**WORK TO DO**
Give the number of lines containing the word "RayleighBlockFading", and nothing else.

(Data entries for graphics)
----------------
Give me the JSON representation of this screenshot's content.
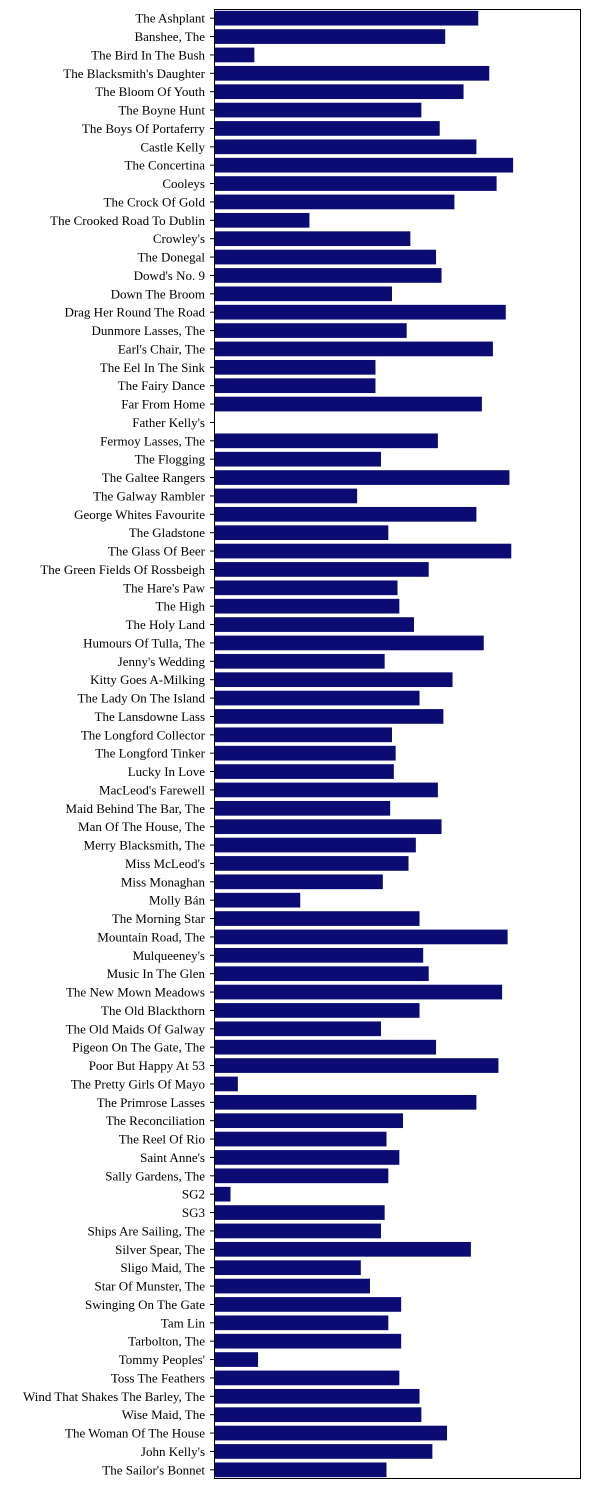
{
  "chart_data": {
    "type": "bar",
    "orientation": "horizontal",
    "title": "",
    "xlabel": "",
    "ylabel": "",
    "xlim": [
      0,
      100
    ],
    "x_ticks_visible": false,
    "grid": false,
    "legend": "none",
    "bar_color": "#0b0b73",
    "categories": [
      "The Ashplant",
      "Banshee, The",
      "The Bird In The Bush",
      "The Blacksmith's Daughter",
      "The Bloom Of Youth",
      "The Boyne Hunt",
      "The Boys Of Portaferry",
      "Castle Kelly",
      "The Concertina",
      "Cooleys",
      "The Crock Of Gold",
      "The Crooked Road To Dublin",
      "Crowley's",
      "The Donegal",
      "Dowd's No. 9",
      "Down The Broom",
      "Drag Her Round The Road",
      "Dunmore Lasses, The",
      "Earl's Chair, The",
      "The Eel In The Sink",
      "The Fairy Dance",
      "Far From Home",
      "Father Kelly's",
      "Fermoy Lasses, The",
      "The Flogging",
      "The Galtee Rangers",
      "The Galway Rambler",
      "George Whites Favourite",
      "The Gladstone",
      "The Glass Of Beer",
      "The Green Fields Of Rossbeigh",
      "The Hare's Paw",
      "The High",
      "The Holy Land",
      "Humours Of Tulla, The",
      "Jenny's Wedding",
      "Kitty Goes A-Milking",
      "The Lady On The Island",
      "The Lansdowne Lass",
      "The Longford Collector",
      "The Longford Tinker",
      "Lucky In Love",
      "MacLeod's Farewell",
      "Maid Behind The Bar, The",
      "Man Of The House, The",
      "Merry Blacksmith, The",
      "Miss McLeod's",
      "Miss Monaghan",
      "Molly Bán",
      "The Morning Star",
      "Mountain Road, The",
      "Mulqueeney's",
      "Music In The Glen",
      "The New Mown Meadows",
      "The Old Blackthorn",
      "The Old Maids Of Galway",
      "Pigeon On The Gate, The",
      "Poor But Happy At 53",
      "The Pretty Girls Of Mayo",
      "The Primrose Lasses",
      "The Reconciliation",
      "The Reel Of Rio",
      "Saint Anne's",
      "Sally Gardens, The",
      "SG2",
      "SG3",
      "Ships Are Sailing, The",
      "Silver Spear, The",
      "Sligo Maid, The",
      "Star Of Munster, The",
      "Swinging On The Gate",
      "Tam Lin",
      "Tarbolton, The",
      "Tommy Peoples'",
      "Toss The Feathers",
      "Wind That Shakes The Barley, The",
      "Wise Maid, The",
      "The Woman Of The House",
      "John Kelly's",
      "The Sailor's Bonnet"
    ],
    "values": [
      72.0,
      63.0,
      11.0,
      75.0,
      68.0,
      56.5,
      61.5,
      71.5,
      81.5,
      77.0,
      65.5,
      26.0,
      53.5,
      60.5,
      62.0,
      48.5,
      79.5,
      52.5,
      76.0,
      44.0,
      44.0,
      73.0,
      0.0,
      61.0,
      45.5,
      80.5,
      39.0,
      71.5,
      47.5,
      81.0,
      58.5,
      50.0,
      50.5,
      54.5,
      73.5,
      46.5,
      65.0,
      56.0,
      62.5,
      48.5,
      49.5,
      49.0,
      61.0,
      48.0,
      62.0,
      55.0,
      53.0,
      46.0,
      23.5,
      56.0,
      80.0,
      57.0,
      58.5,
      78.5,
      56.0,
      45.5,
      60.5,
      77.5,
      6.5,
      71.5,
      51.5,
      47.0,
      50.5,
      47.5,
      4.5,
      46.5,
      45.5,
      70.0,
      40.0,
      42.5,
      51.0,
      47.5,
      51.0,
      12.0,
      50.5,
      56.0,
      56.5,
      63.5,
      59.5,
      47.0
    ]
  }
}
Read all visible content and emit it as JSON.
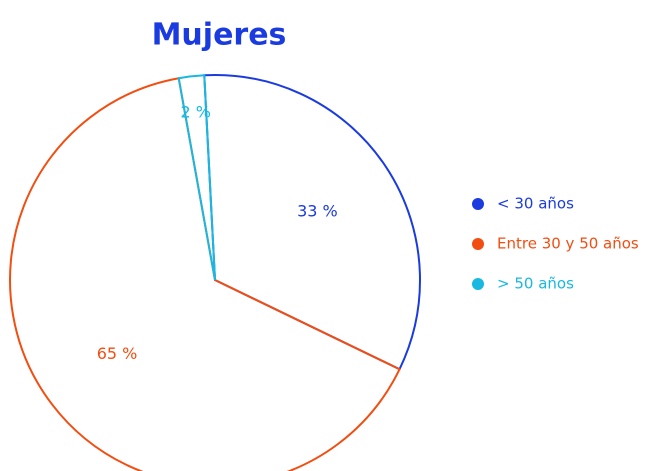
{
  "chart_data": {
    "type": "pie",
    "title": "Mujeres",
    "categories": [
      "< 30 años",
      "Entre 30 y 50 años",
      "> 50 años"
    ],
    "values": [
      33,
      65,
      2
    ],
    "value_labels": [
      "33 %",
      "65 %",
      "2 %"
    ],
    "colors": [
      "#1a3be0",
      "#f24e12",
      "#18b8e0"
    ],
    "legend": "right"
  }
}
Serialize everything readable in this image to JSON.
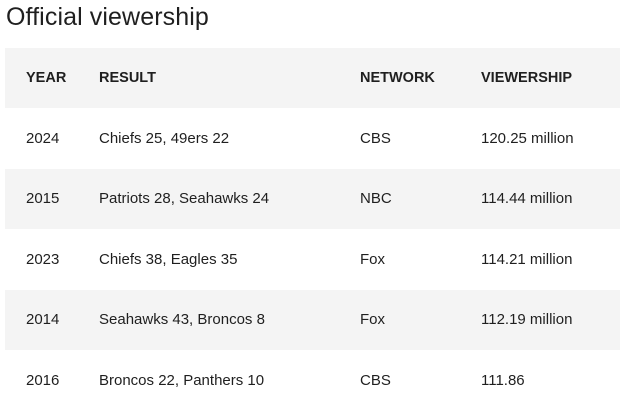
{
  "page": {
    "title": "Official viewership"
  },
  "table": {
    "headers": {
      "year": "YEAR",
      "result": "RESULT",
      "network": "NETWORK",
      "viewership": "VIEWERSHIP"
    },
    "rows": [
      {
        "year": "2024",
        "result": "Chiefs 25, 49ers 22",
        "network": "CBS",
        "viewership": "120.25 million"
      },
      {
        "year": "2015",
        "result": "Patriots 28, Seahawks 24",
        "network": "NBC",
        "viewership": "114.44 million"
      },
      {
        "year": "2023",
        "result": "Chiefs 38, Eagles 35",
        "network": "Fox",
        "viewership": "114.21 million"
      },
      {
        "year": "2014",
        "result": "Seahawks 43, Broncos 8",
        "network": "Fox",
        "viewership": "112.19 million"
      },
      {
        "year": "2016",
        "result": "Broncos 22, Panthers 10",
        "network": "CBS",
        "viewership": "111.86"
      }
    ]
  }
}
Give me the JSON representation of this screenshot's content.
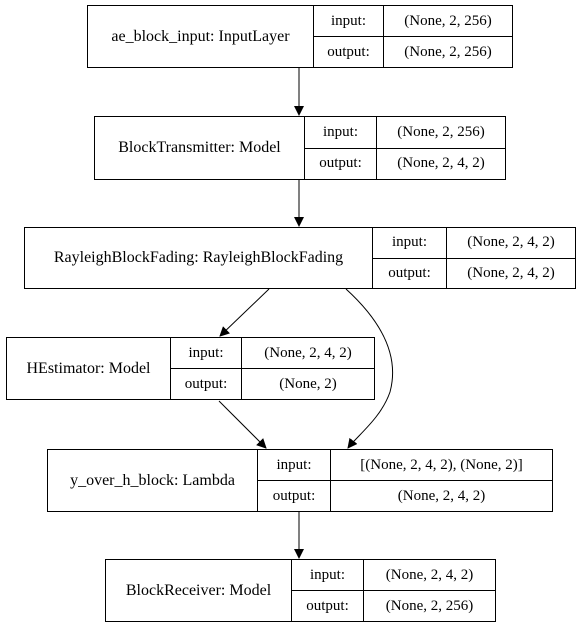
{
  "diagram": {
    "nodes": [
      {
        "id": "ae_block_input",
        "name": "ae_block_input: InputLayer",
        "input_label": "input:",
        "input_value": "(None, 2, 256)",
        "output_label": "output:",
        "output_value": "(None, 2, 256)"
      },
      {
        "id": "BlockTransmitter",
        "name": "BlockTransmitter: Model",
        "input_label": "input:",
        "input_value": "(None, 2, 256)",
        "output_label": "output:",
        "output_value": "(None, 2, 4, 2)"
      },
      {
        "id": "RayleighBlockFading",
        "name": "RayleighBlockFading: RayleighBlockFading",
        "input_label": "input:",
        "input_value": "(None, 2, 4, 2)",
        "output_label": "output:",
        "output_value": "(None, 2, 4, 2)"
      },
      {
        "id": "HEstimator",
        "name": "HEstimator: Model",
        "input_label": "input:",
        "input_value": "(None, 2, 4, 2)",
        "output_label": "output:",
        "output_value": "(None, 2)"
      },
      {
        "id": "y_over_h_block",
        "name": "y_over_h_block: Lambda",
        "input_label": "input:",
        "input_value": "[(None, 2, 4, 2), (None, 2)]",
        "output_label": "output:",
        "output_value": "(None, 2, 4, 2)"
      },
      {
        "id": "BlockReceiver",
        "name": "BlockReceiver: Model",
        "input_label": "input:",
        "input_value": "(None, 2, 4, 2)",
        "output_label": "output:",
        "output_value": "(None, 2, 256)"
      }
    ],
    "edges": [
      {
        "from": "ae_block_input",
        "to": "BlockTransmitter"
      },
      {
        "from": "BlockTransmitter",
        "to": "RayleighBlockFading"
      },
      {
        "from": "RayleighBlockFading",
        "to": "HEstimator"
      },
      {
        "from": "RayleighBlockFading",
        "to": "y_over_h_block"
      },
      {
        "from": "HEstimator",
        "to": "y_over_h_block"
      },
      {
        "from": "y_over_h_block",
        "to": "BlockReceiver"
      }
    ]
  }
}
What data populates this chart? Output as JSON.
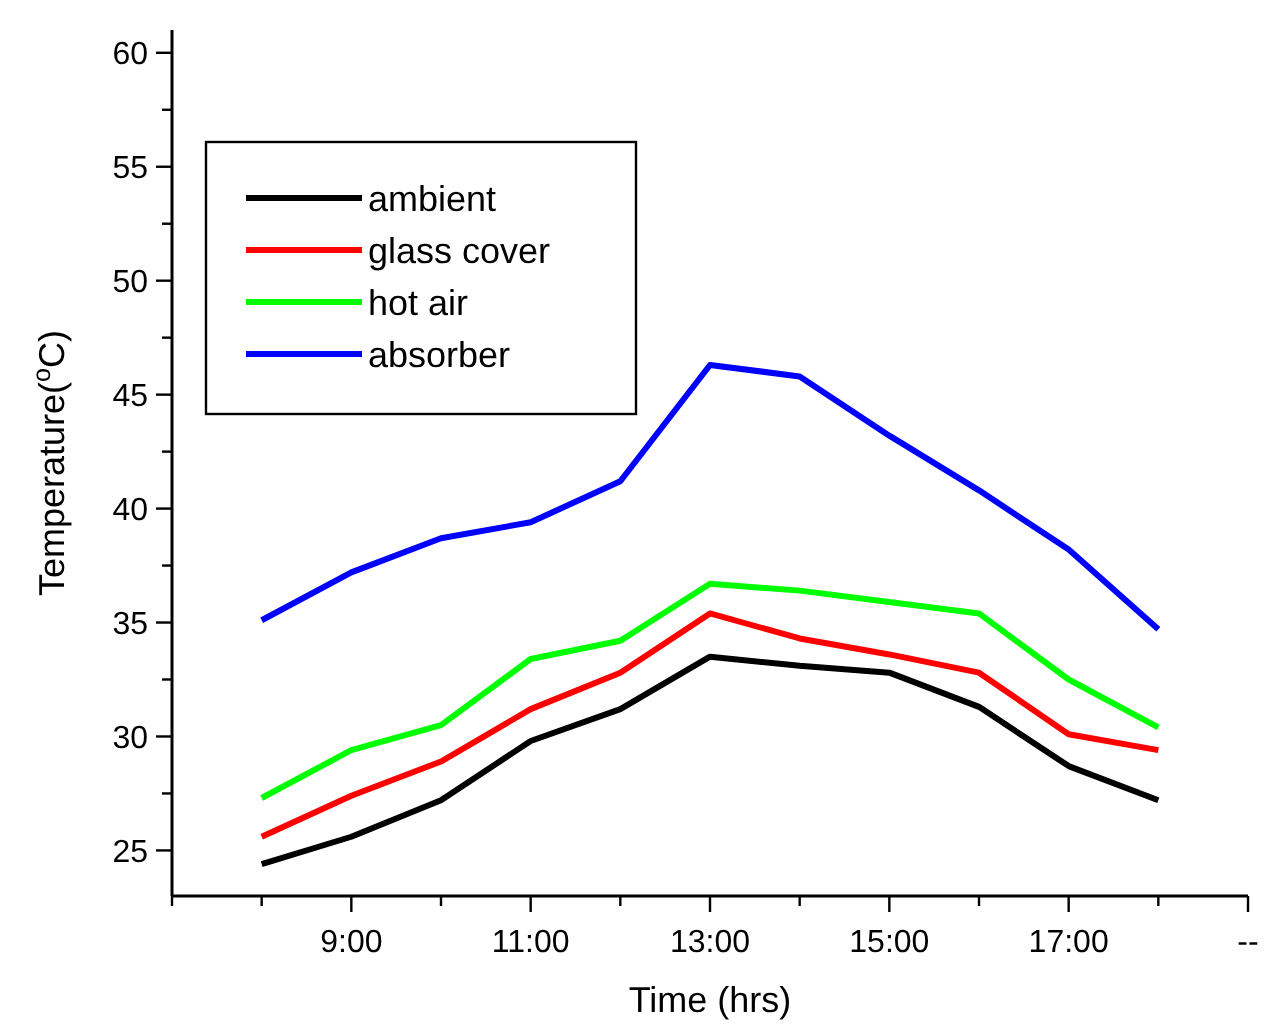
{
  "chart_data": {
    "type": "line",
    "xlabel": "Time (hrs)",
    "ylabel": "Temperature($^{o}$C)",
    "x": [
      8,
      9,
      10,
      11,
      12,
      13,
      14,
      15,
      16,
      17,
      18
    ],
    "series": [
      {
        "name": "ambient",
        "color": "#000000",
        "values": [
          24.4,
          25.6,
          27.2,
          29.8,
          31.2,
          33.5,
          33.1,
          32.8,
          31.3,
          28.7,
          27.2
        ]
      },
      {
        "name": "glass cover",
        "color": "#ff0000",
        "values": [
          25.6,
          27.4,
          28.9,
          31.2,
          32.8,
          35.4,
          34.3,
          33.6,
          32.8,
          30.1,
          29.4
        ]
      },
      {
        "name": "hot air",
        "color": "#00ff00",
        "values": [
          27.3,
          29.4,
          30.5,
          33.4,
          34.2,
          36.7,
          36.4,
          35.9,
          35.4,
          32.5,
          30.4
        ]
      },
      {
        "name": "absorber",
        "color": "#0000ff",
        "values": [
          35.1,
          37.2,
          38.7,
          39.4,
          41.2,
          46.3,
          45.8,
          43.2,
          40.8,
          38.2,
          34.7
        ]
      }
    ],
    "xlim": [
      7,
      19
    ],
    "xticks": [
      {
        "value": 7,
        "label": null
      },
      {
        "value": 8,
        "label": null
      },
      {
        "value": 9,
        "label": "9:00"
      },
      {
        "value": 10,
        "label": null
      },
      {
        "value": 11,
        "label": "11:00"
      },
      {
        "value": 12,
        "label": null
      },
      {
        "value": 13,
        "label": "13:00"
      },
      {
        "value": 14,
        "label": null
      },
      {
        "value": 15,
        "label": "15:00"
      },
      {
        "value": 16,
        "label": null
      },
      {
        "value": 17,
        "label": "17:00"
      },
      {
        "value": 18,
        "label": null
      },
      {
        "value": 19,
        "label": "--"
      }
    ],
    "ylim": [
      23,
      61
    ],
    "yticks": [
      25,
      {
        "value": 27.5,
        "label": null
      },
      30,
      {
        "value": 32.5,
        "label": null
      },
      35,
      {
        "value": 37.5,
        "label": null
      },
      40,
      {
        "value": 42.5,
        "label": null
      },
      45,
      {
        "value": 47.5,
        "label": null
      },
      50,
      {
        "value": 52.5,
        "label": null
      },
      55,
      {
        "value": 57.5,
        "label": null
      },
      60
    ],
    "grid": false,
    "legend": "top left",
    "marker": "none",
    "line_style": "solid"
  }
}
----------------
**PROBLEM SOLUTION**
5